Instructions to follow ::
From the listing below, pull out every line that contains the string "axis".

[Extracted data entries]
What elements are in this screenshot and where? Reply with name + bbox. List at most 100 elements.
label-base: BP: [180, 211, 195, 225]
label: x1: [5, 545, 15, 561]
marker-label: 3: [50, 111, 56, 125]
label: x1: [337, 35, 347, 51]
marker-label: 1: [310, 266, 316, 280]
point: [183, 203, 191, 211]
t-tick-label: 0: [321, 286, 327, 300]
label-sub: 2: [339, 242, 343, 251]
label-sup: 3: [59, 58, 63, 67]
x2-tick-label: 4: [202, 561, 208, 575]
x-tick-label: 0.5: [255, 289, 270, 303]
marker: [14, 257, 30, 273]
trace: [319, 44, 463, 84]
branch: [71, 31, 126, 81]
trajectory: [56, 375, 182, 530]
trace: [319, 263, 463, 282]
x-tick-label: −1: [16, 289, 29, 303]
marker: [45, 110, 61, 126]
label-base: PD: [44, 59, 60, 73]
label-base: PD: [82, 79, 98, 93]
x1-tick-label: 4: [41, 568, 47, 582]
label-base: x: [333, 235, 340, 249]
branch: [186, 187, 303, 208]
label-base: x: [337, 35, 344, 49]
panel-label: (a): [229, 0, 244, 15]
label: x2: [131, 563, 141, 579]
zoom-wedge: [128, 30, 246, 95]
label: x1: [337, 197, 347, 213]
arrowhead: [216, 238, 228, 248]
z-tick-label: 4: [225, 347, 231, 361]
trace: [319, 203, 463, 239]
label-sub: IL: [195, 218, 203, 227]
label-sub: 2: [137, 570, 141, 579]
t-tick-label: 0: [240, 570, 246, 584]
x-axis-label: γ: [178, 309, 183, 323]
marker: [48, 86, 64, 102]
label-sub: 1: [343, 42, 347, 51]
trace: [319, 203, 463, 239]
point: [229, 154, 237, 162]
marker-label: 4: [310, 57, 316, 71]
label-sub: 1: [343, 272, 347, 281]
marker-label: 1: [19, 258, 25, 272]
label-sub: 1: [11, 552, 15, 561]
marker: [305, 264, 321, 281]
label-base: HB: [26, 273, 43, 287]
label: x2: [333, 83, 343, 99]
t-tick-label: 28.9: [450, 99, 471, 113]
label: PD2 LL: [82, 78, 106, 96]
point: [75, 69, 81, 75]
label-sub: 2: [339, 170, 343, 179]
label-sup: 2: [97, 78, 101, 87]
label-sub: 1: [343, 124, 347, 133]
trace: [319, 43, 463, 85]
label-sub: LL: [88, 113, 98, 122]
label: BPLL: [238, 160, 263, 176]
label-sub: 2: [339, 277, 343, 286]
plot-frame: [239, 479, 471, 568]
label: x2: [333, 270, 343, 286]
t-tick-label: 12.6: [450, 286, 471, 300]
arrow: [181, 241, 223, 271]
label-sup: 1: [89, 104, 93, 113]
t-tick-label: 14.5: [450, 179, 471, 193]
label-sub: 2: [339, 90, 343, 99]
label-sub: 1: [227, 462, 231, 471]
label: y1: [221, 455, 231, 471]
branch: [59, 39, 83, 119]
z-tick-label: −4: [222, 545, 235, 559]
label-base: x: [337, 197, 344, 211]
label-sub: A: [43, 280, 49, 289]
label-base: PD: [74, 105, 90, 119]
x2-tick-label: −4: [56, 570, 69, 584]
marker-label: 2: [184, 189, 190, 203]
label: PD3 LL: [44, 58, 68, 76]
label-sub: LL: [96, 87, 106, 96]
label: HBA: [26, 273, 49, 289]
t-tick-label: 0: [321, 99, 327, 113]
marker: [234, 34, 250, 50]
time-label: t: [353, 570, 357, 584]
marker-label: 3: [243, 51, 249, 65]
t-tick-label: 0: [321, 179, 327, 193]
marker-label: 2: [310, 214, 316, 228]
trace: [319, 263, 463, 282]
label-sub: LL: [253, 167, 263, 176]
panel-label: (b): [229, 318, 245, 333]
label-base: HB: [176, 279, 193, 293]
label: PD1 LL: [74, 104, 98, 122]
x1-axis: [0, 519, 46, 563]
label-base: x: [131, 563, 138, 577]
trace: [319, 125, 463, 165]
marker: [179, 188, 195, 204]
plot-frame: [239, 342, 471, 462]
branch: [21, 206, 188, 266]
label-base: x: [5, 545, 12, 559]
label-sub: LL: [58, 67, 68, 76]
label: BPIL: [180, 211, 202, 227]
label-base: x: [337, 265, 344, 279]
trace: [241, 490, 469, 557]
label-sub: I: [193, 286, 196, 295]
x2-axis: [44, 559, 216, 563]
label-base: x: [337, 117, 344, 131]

Reply ::
x-axis-label: γ: [178, 309, 183, 323]
x1-axis: [0, 519, 46, 563]
x2-axis: [44, 559, 216, 563]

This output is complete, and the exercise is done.